> _TEXT PASSAGE_
I’m a seasoned hospitality professional with over twenty years international experience launching luxury brands, repositioning existing brands and driving innovation for some of the world’s most successful hotels.

As General Manager of InterContinental® Singapore Robertson Quay, I’m responsible for the strategic positioning of the property as the next generation of the InterContinental hotel brand and have been spearheading the hotel since its opening in October 2017, with the goal of achieving a unique and unrivalled market positioning as Singapore’s most luxurious residential hotel.

I started my career with InterContinental Hotels Group (IHG®) in 1995 and have since been dedicating myself towards achieving perfection. I find immense fulfillment in leading my team towards achieving extraordinary and unparalleled guest experiences.

What excites you most about your industry?
The hospitality industry boasts an extremely dynamic landscape, and we are always seeing new hotels opening alongside the entry of burgeoning brands. This growth has, over time developed positive competition and generated positive driving forces that have elevated the overall standard of the industry in Singapore. The industry has a dynamic landscape. There are many opportunities to bring the right people together and create amazing teams to launch or reposition hotels. The process of creating teams, inspiring individuals and then working together to bring a project to life is where I find the excitement lies.

What’s your connection to Asia?
The lure of Asia has always been very strong for foreign economies and companies, with great accessibility to new opportunities, customers, consumers and clients. My first foray into Asia was back in 2007, when I launched Crowne Plaza Changi Airport in Singapore. Following that, I was also based in Bangkok for a couple of years for the rebranding of Crowne Plaza Bangkok Lumpini Park. Over my years in Asia, I have had the opportunity to truly immerse myself in new cultures, establish new connections with key counterparts and friends; and these have further solidified my interest in and strengthened my connection to Asia.

Favourite city in Asia for business and why?

> _WORK ITEM A_
Please rewrite the paragraph of the profile that begins "The lure of Asia" as a short bulleted list that keeps its main facts.
> _WORK ITEM B_
Summarize the profile in two sentences.

> _SOURCE MATERIAL_

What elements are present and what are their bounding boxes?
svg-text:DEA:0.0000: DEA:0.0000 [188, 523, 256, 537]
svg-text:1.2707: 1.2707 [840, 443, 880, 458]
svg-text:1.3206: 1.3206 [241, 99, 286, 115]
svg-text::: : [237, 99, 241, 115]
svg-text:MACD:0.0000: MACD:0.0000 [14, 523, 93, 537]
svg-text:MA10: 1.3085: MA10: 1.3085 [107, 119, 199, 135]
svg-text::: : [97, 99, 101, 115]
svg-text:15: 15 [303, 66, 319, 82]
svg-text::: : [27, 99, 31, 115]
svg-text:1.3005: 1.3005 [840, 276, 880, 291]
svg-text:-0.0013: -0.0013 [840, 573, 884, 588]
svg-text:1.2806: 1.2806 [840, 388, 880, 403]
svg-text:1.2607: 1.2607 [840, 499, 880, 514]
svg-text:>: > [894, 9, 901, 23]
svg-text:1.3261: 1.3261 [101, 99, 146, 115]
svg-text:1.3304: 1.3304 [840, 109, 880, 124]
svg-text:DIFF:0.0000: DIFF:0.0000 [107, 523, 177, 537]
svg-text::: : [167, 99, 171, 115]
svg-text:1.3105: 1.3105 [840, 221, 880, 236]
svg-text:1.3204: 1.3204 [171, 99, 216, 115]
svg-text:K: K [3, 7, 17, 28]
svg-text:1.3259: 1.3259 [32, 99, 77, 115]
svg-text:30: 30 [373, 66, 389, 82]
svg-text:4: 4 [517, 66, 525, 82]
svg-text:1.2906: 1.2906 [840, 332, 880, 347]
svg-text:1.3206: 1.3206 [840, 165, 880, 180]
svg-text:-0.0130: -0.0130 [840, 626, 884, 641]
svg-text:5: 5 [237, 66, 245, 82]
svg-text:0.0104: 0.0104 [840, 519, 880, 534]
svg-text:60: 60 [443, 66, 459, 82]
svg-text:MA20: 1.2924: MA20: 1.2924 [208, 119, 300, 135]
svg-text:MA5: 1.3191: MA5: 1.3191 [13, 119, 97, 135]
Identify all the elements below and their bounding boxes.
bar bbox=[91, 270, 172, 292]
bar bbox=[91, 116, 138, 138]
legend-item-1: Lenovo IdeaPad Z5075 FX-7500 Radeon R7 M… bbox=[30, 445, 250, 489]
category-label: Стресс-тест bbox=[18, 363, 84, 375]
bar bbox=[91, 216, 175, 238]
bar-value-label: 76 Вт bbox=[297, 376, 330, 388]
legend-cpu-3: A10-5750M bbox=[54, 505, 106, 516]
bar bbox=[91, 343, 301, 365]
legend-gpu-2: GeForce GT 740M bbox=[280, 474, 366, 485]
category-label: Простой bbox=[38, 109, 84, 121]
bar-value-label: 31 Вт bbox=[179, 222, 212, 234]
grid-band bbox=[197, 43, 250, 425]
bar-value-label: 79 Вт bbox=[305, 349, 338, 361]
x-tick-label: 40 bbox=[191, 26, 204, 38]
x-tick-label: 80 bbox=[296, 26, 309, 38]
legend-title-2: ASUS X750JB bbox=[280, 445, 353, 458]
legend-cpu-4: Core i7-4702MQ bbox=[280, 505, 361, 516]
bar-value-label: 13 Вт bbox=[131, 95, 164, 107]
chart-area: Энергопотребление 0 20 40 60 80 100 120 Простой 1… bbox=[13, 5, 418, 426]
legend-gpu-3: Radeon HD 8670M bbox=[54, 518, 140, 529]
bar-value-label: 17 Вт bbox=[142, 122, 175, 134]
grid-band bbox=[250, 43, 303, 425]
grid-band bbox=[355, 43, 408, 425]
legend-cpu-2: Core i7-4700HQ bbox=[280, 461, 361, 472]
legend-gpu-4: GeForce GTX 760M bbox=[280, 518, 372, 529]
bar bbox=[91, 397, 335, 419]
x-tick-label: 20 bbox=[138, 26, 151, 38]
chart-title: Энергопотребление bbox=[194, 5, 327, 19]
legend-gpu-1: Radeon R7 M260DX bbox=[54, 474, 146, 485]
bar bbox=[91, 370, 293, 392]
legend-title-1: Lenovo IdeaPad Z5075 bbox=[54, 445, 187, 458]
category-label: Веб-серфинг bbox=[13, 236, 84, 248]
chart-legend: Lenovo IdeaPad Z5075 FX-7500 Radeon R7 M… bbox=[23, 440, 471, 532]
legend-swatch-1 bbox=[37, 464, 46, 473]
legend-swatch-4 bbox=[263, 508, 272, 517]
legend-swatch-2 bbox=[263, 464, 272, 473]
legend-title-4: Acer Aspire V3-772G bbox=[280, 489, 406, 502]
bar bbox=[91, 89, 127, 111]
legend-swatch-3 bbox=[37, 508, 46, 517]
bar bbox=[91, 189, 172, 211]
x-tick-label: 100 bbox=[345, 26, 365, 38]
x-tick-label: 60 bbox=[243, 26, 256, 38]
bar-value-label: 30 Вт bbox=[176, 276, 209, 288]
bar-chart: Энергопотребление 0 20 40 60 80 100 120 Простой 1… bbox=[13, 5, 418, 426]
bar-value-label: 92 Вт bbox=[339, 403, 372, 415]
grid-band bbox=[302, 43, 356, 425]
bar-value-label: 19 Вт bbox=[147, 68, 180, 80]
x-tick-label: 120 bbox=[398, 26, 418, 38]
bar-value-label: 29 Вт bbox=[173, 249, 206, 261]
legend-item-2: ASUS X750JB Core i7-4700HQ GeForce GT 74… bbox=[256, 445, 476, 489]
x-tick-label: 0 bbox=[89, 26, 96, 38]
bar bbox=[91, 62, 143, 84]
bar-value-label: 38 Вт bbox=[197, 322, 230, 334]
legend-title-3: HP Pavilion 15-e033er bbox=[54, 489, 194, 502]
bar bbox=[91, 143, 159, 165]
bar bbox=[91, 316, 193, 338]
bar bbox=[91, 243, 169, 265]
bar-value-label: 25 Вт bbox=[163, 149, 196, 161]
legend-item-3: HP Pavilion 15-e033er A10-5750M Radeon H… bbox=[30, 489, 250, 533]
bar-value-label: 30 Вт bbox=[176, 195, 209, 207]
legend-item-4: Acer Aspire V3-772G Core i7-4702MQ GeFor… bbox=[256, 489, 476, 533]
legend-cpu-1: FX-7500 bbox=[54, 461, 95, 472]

> _WRITTEN RESPONSE A_
- Asia has long attracted foreign economies and companies by offering easy access to new opportunities, customers, consumers and clients.
- The first move into Asia came in 2007, with the launch of Crowne Plaza Changi Airport in Singapore.
- Next came a couple of years in Bangkok for the rebranding of Crowne Plaza Bangkok Lumpini Park.
- Years in Asia brought immersion in new cultures and new connections with key counterparts and friends, which strengthened interest in and connection to Asia.

> _WRITTEN RESPONSE B_
A hospitality professional with over twenty years of international experience joined InterContinental Hotels Group in 1995 and has led InterContinental Singapore Robertson Quay as General Manager since it opened in October 2017, with the goal of positioning it as Singapore's most luxurious residential hotel. In a dynamic industry, this professional is most excited by creating and inspiring teams to launch or reposition hotels, and the connection to Asia began with the 2007 launch of Crowne Plaza Changi Airport and grew through a rebranding in Bangkok.